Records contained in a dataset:

==========

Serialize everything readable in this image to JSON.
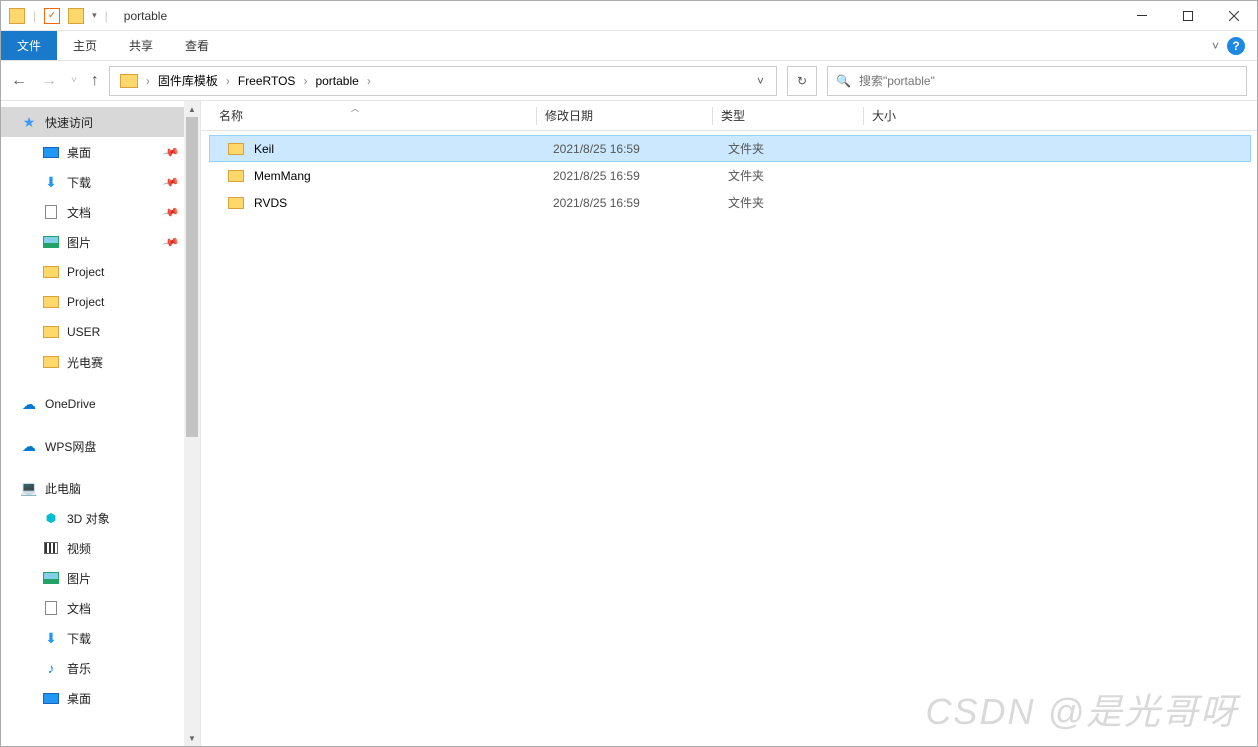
{
  "title": "portable",
  "ribbon": {
    "tabs": [
      "文件",
      "主页",
      "共享",
      "查看"
    ]
  },
  "breadcrumb": [
    "固件库模板",
    "FreeRTOS",
    "portable"
  ],
  "search_placeholder": "搜索\"portable\"",
  "columns": {
    "name": "名称",
    "date": "修改日期",
    "type": "类型",
    "size": "大小"
  },
  "files": [
    {
      "name": "Keil",
      "date": "2021/8/25 16:59",
      "type": "文件夹",
      "selected": true
    },
    {
      "name": "MemMang",
      "date": "2021/8/25 16:59",
      "type": "文件夹",
      "selected": false
    },
    {
      "name": "RVDS",
      "date": "2021/8/25 16:59",
      "type": "文件夹",
      "selected": false
    }
  ],
  "sidebar": {
    "quick_access": "快速访问",
    "quick_items": [
      {
        "label": "桌面",
        "icon": "desktop",
        "pinned": true
      },
      {
        "label": "下载",
        "icon": "download",
        "pinned": true
      },
      {
        "label": "文档",
        "icon": "doc",
        "pinned": true
      },
      {
        "label": "图片",
        "icon": "pic",
        "pinned": true
      },
      {
        "label": "Project",
        "icon": "folder",
        "pinned": false
      },
      {
        "label": "Project",
        "icon": "folder",
        "pinned": false
      },
      {
        "label": "USER",
        "icon": "folder",
        "pinned": false
      },
      {
        "label": "光电赛",
        "icon": "folder",
        "pinned": false
      }
    ],
    "onedrive": "OneDrive",
    "wps": "WPS网盘",
    "this_pc": "此电脑",
    "pc_items": [
      {
        "label": "3D 对象",
        "icon": "3d"
      },
      {
        "label": "视频",
        "icon": "video"
      },
      {
        "label": "图片",
        "icon": "pic"
      },
      {
        "label": "文档",
        "icon": "doc"
      },
      {
        "label": "下载",
        "icon": "download"
      },
      {
        "label": "音乐",
        "icon": "music"
      },
      {
        "label": "桌面",
        "icon": "desktop"
      }
    ]
  },
  "watermark": "CSDN @是光哥呀"
}
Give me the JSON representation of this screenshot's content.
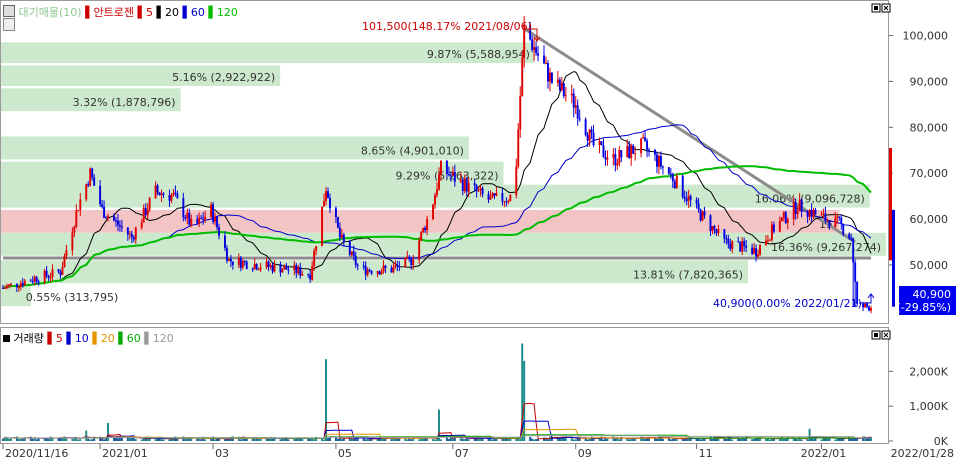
{
  "price_panel": {
    "legend": {
      "items": [
        {
          "label": "대기매물(10)",
          "color": "#9bd49b"
        },
        {
          "label": "안트로젠",
          "color": "#cc0000"
        },
        {
          "label": "5",
          "color": "#cc0000"
        },
        {
          "label": "20",
          "color": "#000000"
        },
        {
          "label": "60",
          "color": "#0000cc"
        },
        {
          "label": "120",
          "color": "#00bb00"
        }
      ]
    },
    "high_annotation": "101,500(148.17% 2021/08/06)",
    "low_annotation": "40,900(0.00% 2022/01/21)",
    "current_price": "40,900",
    "current_change": "(-29.85%)",
    "y_ticks": [
      "100,000",
      "90,000",
      "80,000",
      "70,000",
      "60,000",
      "50,000"
    ],
    "volume_profile": [
      {
        "label": "9.87% (5,588,954)",
        "pct": 9.87,
        "low": 94000,
        "high": 98500
      },
      {
        "label": "5.16% (2,922,922)",
        "pct": 5.16,
        "low": 89000,
        "high": 93500
      },
      {
        "label": "3.32% (1,878,796)",
        "pct": 3.32,
        "low": 83500,
        "high": 88500
      },
      {
        "label": "8.65% (4,901,010)",
        "pct": 8.65,
        "low": 73000,
        "high": 78000
      },
      {
        "label": "9.29% (5,263,322)",
        "pct": 9.29,
        "low": 67500,
        "high": 72500
      },
      {
        "label": "16.06% (9,096,728)",
        "pct": 16.06,
        "low": 62500,
        "high": 67500
      },
      {
        "label": "15.",
        "pct": 15.5,
        "low": 57000,
        "high": 62000,
        "highlight": true
      },
      {
        "label": "16.36% (9,267,274)",
        "pct": 16.36,
        "low": 52000,
        "high": 57000
      },
      {
        "label": "13.81% (7,820,365)",
        "pct": 13.81,
        "low": 46000,
        "high": 51000
      },
      {
        "label": "0.55% (313,795)",
        "pct": 0.55,
        "low": 41000,
        "high": 46000
      }
    ]
  },
  "volume_panel": {
    "legend": {
      "items": [
        {
          "label": "거래량",
          "color": "#000000"
        },
        {
          "label": "5",
          "color": "#cc0000"
        },
        {
          "label": "10",
          "color": "#0000cc"
        },
        {
          "label": "20",
          "color": "#e69500"
        },
        {
          "label": "60",
          "color": "#00aa00"
        },
        {
          "label": "120",
          "color": "#999999"
        }
      ]
    },
    "y_ticks": [
      "2,000K",
      "1,000K",
      "0K"
    ]
  },
  "x_ticks": [
    "2020/11/16",
    "2021/01",
    "03",
    "05",
    "07",
    "09",
    "11",
    "2022/01",
    "2022/01/28"
  ],
  "colors": {
    "up": "#e00000",
    "down": "#0000e0",
    "profile": "#cde9cd",
    "profile_highlight": "#f2c4c4",
    "trendline": "#8c8c8c"
  },
  "chart_data": {
    "type": "candlestick",
    "x_range": [
      "2020/11/16",
      "2022/01/28"
    ],
    "ylim": [
      38000,
      106000
    ],
    "volume_ylim_k": [
      0,
      2900
    ],
    "price_path": [
      [
        "2020/11/16",
        45000
      ],
      [
        "2020/12/01",
        47000
      ],
      [
        "2020/12/15",
        48500
      ],
      [
        "2020/12/24",
        63000
      ],
      [
        "2020/12/30",
        70000
      ],
      [
        "2021/01/05",
        62000
      ],
      [
        "2021/01/20",
        56000
      ],
      [
        "2021/02/01",
        66000
      ],
      [
        "2021/02/10",
        65000
      ],
      [
        "2021/02/20",
        58000
      ],
      [
        "2021/03/01",
        62000
      ],
      [
        "2021/03/10",
        51000
      ],
      [
        "2021/03/25",
        50000
      ],
      [
        "2021/04/10",
        49000
      ],
      [
        "2021/04/20",
        48000
      ],
      [
        "2021/04/28",
        67000
      ],
      [
        "2021/05/05",
        56000
      ],
      [
        "2021/05/15",
        49000
      ],
      [
        "2021/05/31",
        49000
      ],
      [
        "2021/06/10",
        51000
      ],
      [
        "2021/06/20",
        62000
      ],
      [
        "2021/06/25",
        71000
      ],
      [
        "2021/07/05",
        68000
      ],
      [
        "2021/07/20",
        64000
      ],
      [
        "2021/08/01",
        65000
      ],
      [
        "2021/08/06",
        101500
      ],
      [
        "2021/08/20",
        90000
      ],
      [
        "2021/09/01",
        85000
      ],
      [
        "2021/09/10",
        76000
      ],
      [
        "2021/09/20",
        73000
      ],
      [
        "2021/10/05",
        76000
      ],
      [
        "2021/10/20",
        69000
      ],
      [
        "2021/11/01",
        62000
      ],
      [
        "2021/11/15",
        55000
      ],
      [
        "2021/12/01",
        53000
      ],
      [
        "2021/12/10",
        58000
      ],
      [
        "2021/12/22",
        63000
      ],
      [
        "2022/01/05",
        60000
      ],
      [
        "2022/01/12",
        59000
      ],
      [
        "2022/01/18",
        56000
      ],
      [
        "2022/01/21",
        40900
      ],
      [
        "2022/01/28",
        40900
      ]
    ],
    "trendlines": [
      {
        "from": [
          "2021/08/06",
          101500
        ],
        "to": [
          "2022/01/20",
          55000
        ]
      },
      {
        "from": [
          "2020/11/16",
          51500
        ],
        "to": [
          "2022/01/28",
          51500
        ]
      }
    ],
    "volume_spikes_k": [
      [
        "2020/12/28",
        300
      ],
      [
        "2021/01/08",
        520
      ],
      [
        "2021/04/28",
        2350
      ],
      [
        "2021/06/24",
        900
      ],
      [
        "2021/08/05",
        2800
      ],
      [
        "2021/08/06",
        2300
      ],
      [
        "2021/12/28",
        350
      ]
    ]
  }
}
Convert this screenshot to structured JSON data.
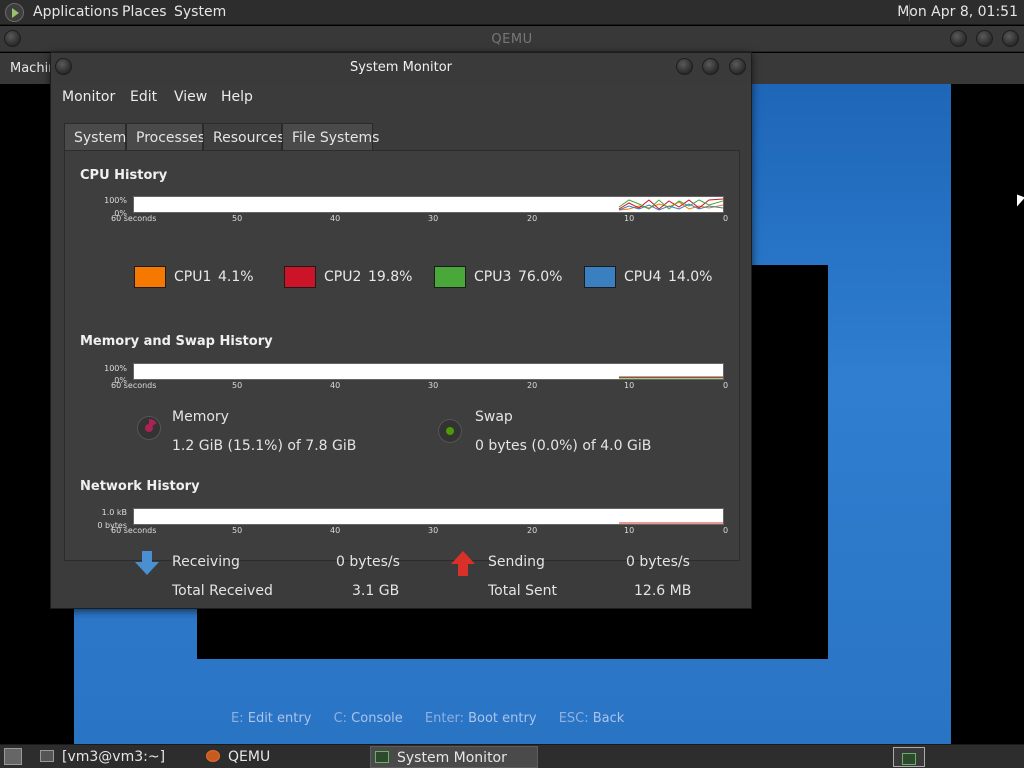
{
  "top_panel": {
    "menus": [
      "Applications",
      "Places",
      "System"
    ],
    "clock": "Mon Apr 8, 01:51"
  },
  "qemu": {
    "title": "QEMU",
    "menu_machine": "Machin"
  },
  "guest": {
    "hints": [
      {
        "key": "E:",
        "label": "Edit entry"
      },
      {
        "key": "C:",
        "label": "Console"
      },
      {
        "key": "Enter:",
        "label": "Boot entry"
      },
      {
        "key": "ESC:",
        "label": "Back"
      }
    ]
  },
  "sysmon": {
    "title": "System Monitor",
    "menus": [
      "Monitor",
      "Edit",
      "View",
      "Help"
    ],
    "tabs": [
      "System",
      "Processes",
      "Resources",
      "File Systems"
    ],
    "active_tab": "Resources",
    "cpu": {
      "title": "CPU History",
      "y_top": "100%",
      "y_bottom": "0%",
      "x_labels": [
        "60 seconds",
        "50",
        "40",
        "30",
        "20",
        "10",
        "0"
      ],
      "cpus": [
        {
          "name": "CPU1",
          "value": "4.1%",
          "color": "#f57900"
        },
        {
          "name": "CPU2",
          "value": "19.8%",
          "color": "#cc1428"
        },
        {
          "name": "CPU3",
          "value": "76.0%",
          "color": "#4aa83a"
        },
        {
          "name": "CPU4",
          "value": "14.0%",
          "color": "#3a7fc0"
        }
      ]
    },
    "memory": {
      "title": "Memory and Swap History",
      "y_top": "100%",
      "y_bottom": "0%",
      "x_labels": [
        "60 seconds",
        "50",
        "40",
        "30",
        "20",
        "10",
        "0"
      ],
      "memory_label": "Memory",
      "memory_value": "1.2 GiB (15.1%) of 7.8 GiB",
      "memory_color": "#ae2156",
      "swap_label": "Swap",
      "swap_value": "0 bytes (0.0%) of 4.0 GiB",
      "swap_color": "#4e9a06"
    },
    "network": {
      "title": "Network History",
      "y_top": "1.0 kB",
      "y_bottom": "0 bytes",
      "x_labels": [
        "60 seconds",
        "50",
        "40",
        "30",
        "20",
        "10",
        "0"
      ],
      "receiving_label": "Receiving",
      "receiving_value": "0 bytes/s",
      "total_received_label": "Total Received",
      "total_received_value": "3.1 GB",
      "sending_label": "Sending",
      "sending_value": "0 bytes/s",
      "total_sent_label": "Total Sent",
      "total_sent_value": "12.6 MB"
    }
  },
  "taskbar": {
    "tasks": [
      "[vm3@vm3:~]",
      "QEMU",
      "System Monitor"
    ]
  }
}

==========

# [Exercise objective]
Search the records above for "History". Copy each line where it is found.

# [The completed task]
      "title": "CPU History",
      "title": "Memory and Swap History",
      "title": "Network History",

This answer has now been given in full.